WHAT IS ASKED: Filter the entries and keep only the lines where the string "Веймарского" appears.

AVAILABLE RECORDS:
=====
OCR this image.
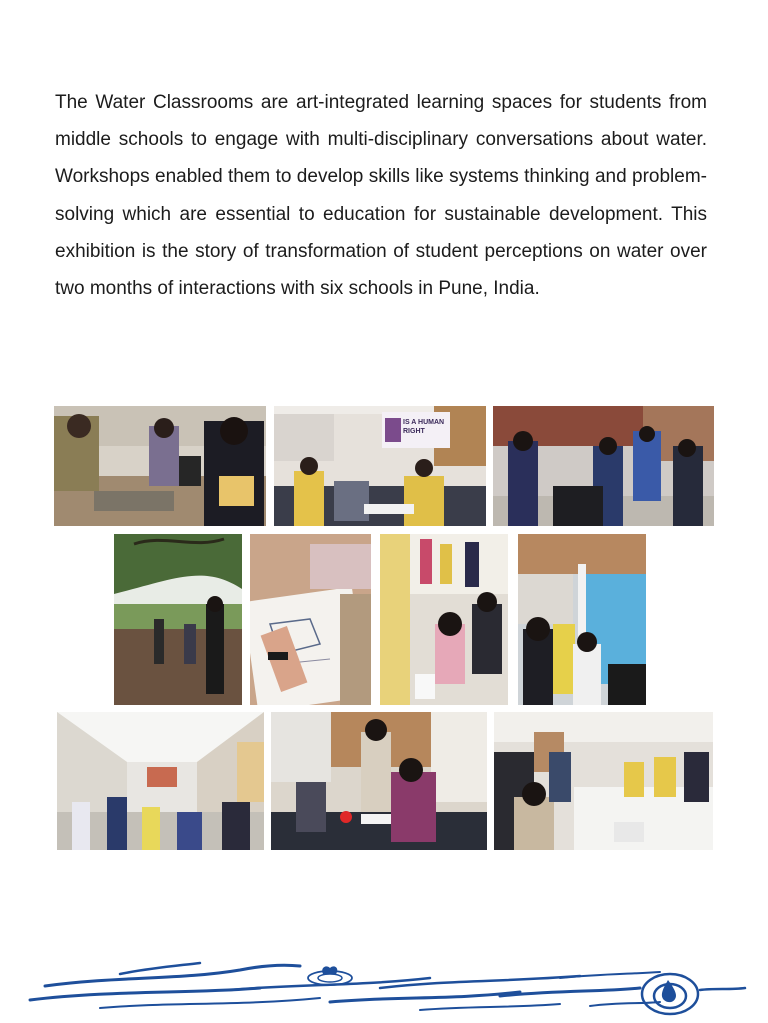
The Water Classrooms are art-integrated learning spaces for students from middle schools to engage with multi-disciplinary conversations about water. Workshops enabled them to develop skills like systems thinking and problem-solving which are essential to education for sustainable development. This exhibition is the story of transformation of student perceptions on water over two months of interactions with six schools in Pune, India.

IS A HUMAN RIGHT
=====
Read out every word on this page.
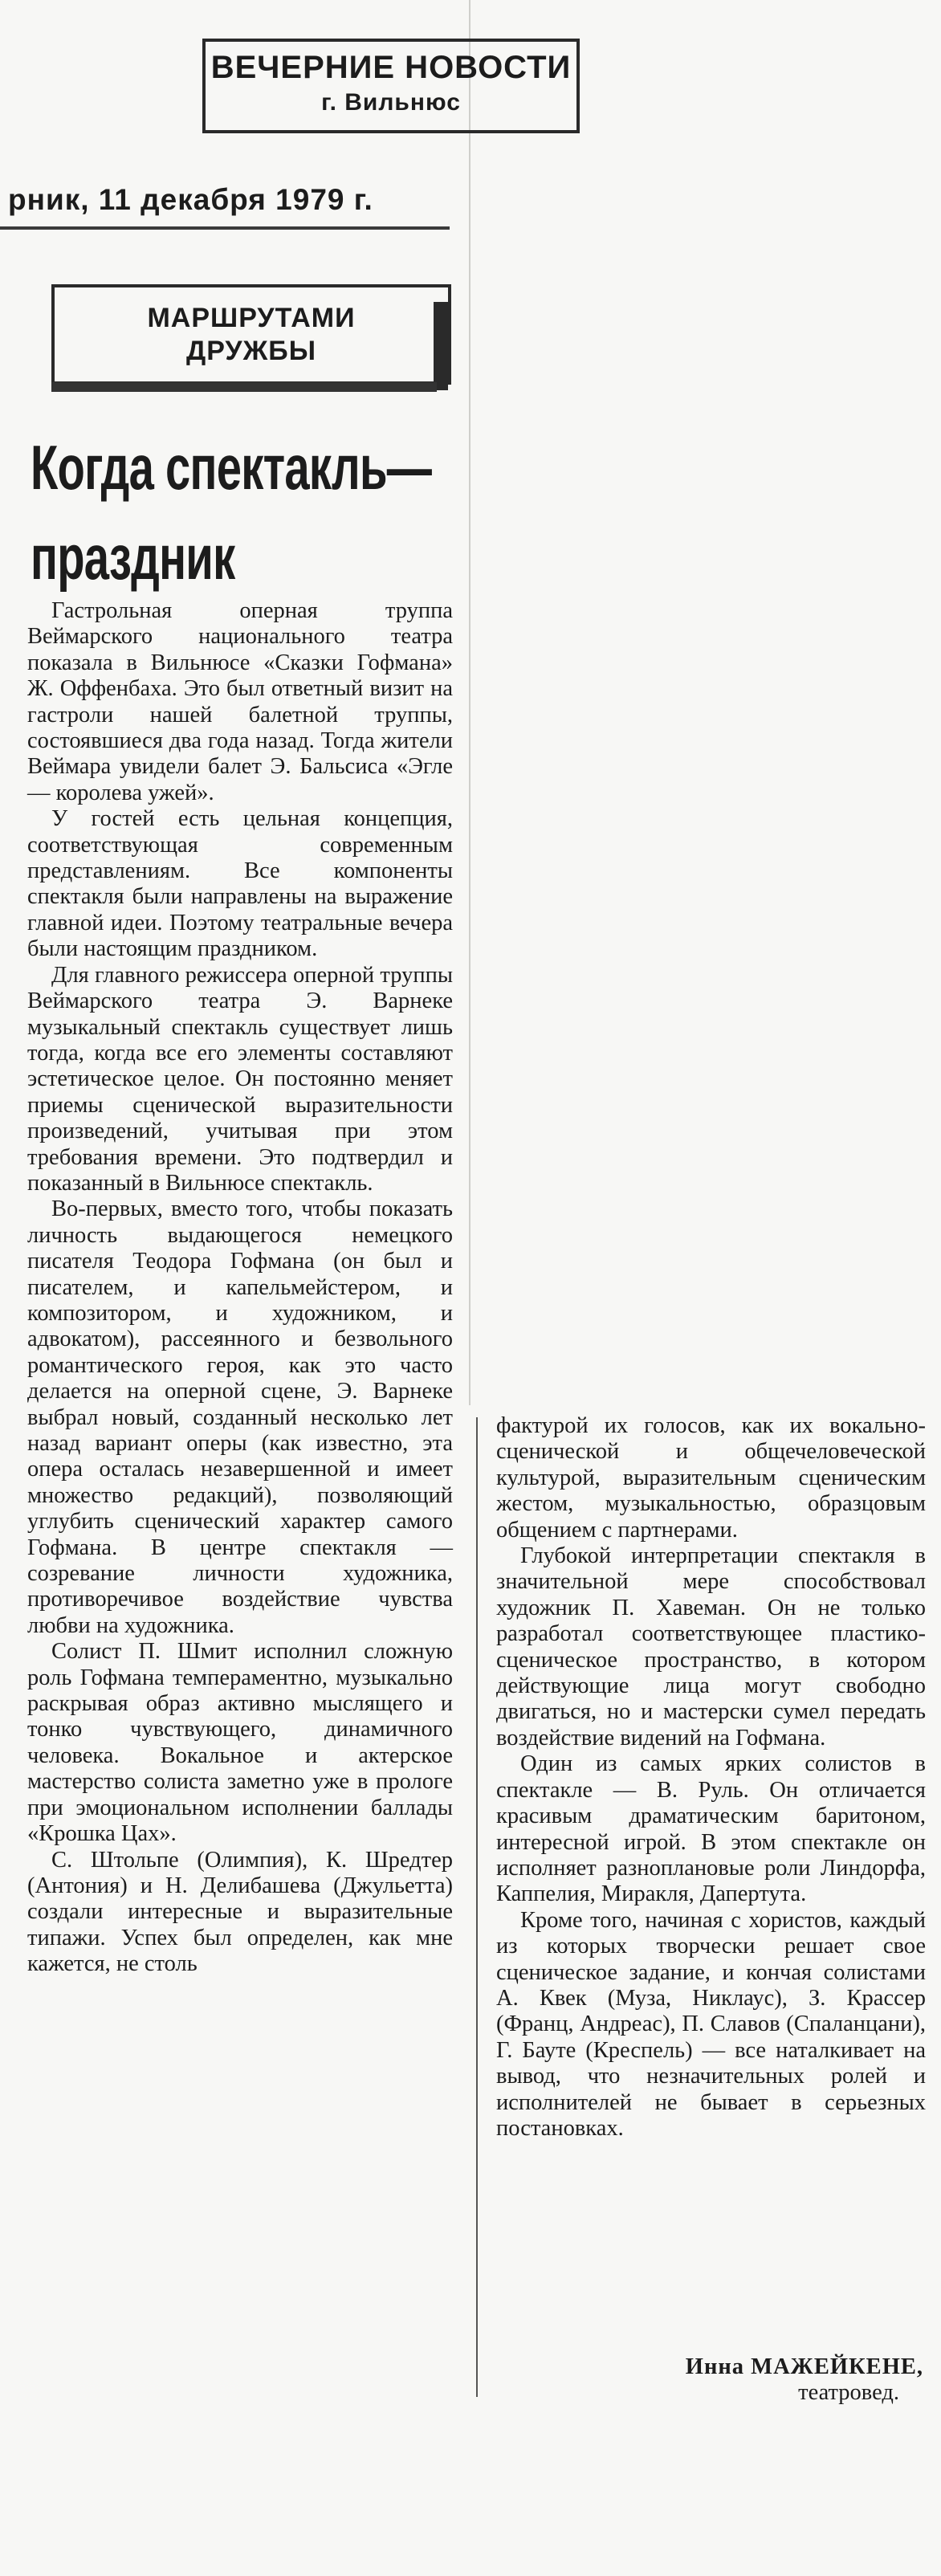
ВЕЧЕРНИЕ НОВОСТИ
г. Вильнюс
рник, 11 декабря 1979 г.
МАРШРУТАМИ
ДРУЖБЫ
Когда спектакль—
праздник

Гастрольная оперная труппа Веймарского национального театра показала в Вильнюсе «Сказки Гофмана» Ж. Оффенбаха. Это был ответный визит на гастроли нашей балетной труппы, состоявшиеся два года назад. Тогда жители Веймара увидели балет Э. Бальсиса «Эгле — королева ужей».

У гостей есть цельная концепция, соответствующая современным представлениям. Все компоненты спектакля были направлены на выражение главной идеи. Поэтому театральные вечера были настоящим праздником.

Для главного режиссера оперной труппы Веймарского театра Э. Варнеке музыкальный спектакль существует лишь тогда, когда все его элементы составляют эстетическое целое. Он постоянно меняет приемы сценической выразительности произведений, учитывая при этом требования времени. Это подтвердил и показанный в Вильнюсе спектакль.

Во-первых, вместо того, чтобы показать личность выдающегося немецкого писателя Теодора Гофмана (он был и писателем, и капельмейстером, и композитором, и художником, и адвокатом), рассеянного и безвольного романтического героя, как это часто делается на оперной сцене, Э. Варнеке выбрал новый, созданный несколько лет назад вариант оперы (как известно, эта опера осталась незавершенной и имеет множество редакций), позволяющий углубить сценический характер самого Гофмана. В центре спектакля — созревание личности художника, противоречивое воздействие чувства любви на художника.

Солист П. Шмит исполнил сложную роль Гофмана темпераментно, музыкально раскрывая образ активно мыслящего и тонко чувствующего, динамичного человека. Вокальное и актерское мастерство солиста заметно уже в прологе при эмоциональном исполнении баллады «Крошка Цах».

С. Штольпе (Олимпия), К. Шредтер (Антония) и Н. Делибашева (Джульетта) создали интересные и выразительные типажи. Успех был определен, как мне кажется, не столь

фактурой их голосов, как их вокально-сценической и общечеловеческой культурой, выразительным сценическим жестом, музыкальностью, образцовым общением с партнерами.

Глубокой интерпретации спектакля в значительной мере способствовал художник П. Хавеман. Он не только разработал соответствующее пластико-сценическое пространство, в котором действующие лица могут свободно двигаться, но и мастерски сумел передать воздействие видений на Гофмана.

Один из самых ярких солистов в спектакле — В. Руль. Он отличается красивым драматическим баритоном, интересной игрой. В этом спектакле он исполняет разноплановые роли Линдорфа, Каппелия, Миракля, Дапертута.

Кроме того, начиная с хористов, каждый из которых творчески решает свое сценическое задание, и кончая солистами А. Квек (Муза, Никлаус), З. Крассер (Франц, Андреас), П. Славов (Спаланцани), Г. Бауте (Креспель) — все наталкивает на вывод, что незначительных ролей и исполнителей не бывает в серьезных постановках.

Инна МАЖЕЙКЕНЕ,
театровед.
=====
FINAL RESULT:
Гастрольная оперная труппа Веймарского национального театра показала в Вильнюсе «Сказки Гофмана» Ж. Оффенбаха. Это был ответный визит на гастроли нашей балетной труппы, состоявшиеся два года назад. Тогда жители Веймара увидели балет Э. Бальсиса «Эгле — королева ужей».
Для главного режиссера оперной труппы Веймарского театра Э. Варнеке музыкальный спектакль существует лишь тогда, когда все его элементы составляют эстетическое целое. Он постоянно меняет приемы сценической выразительности произведений, учитывая при этом требования времени. Это подтвердил и показанный в Вильнюсе спектакль.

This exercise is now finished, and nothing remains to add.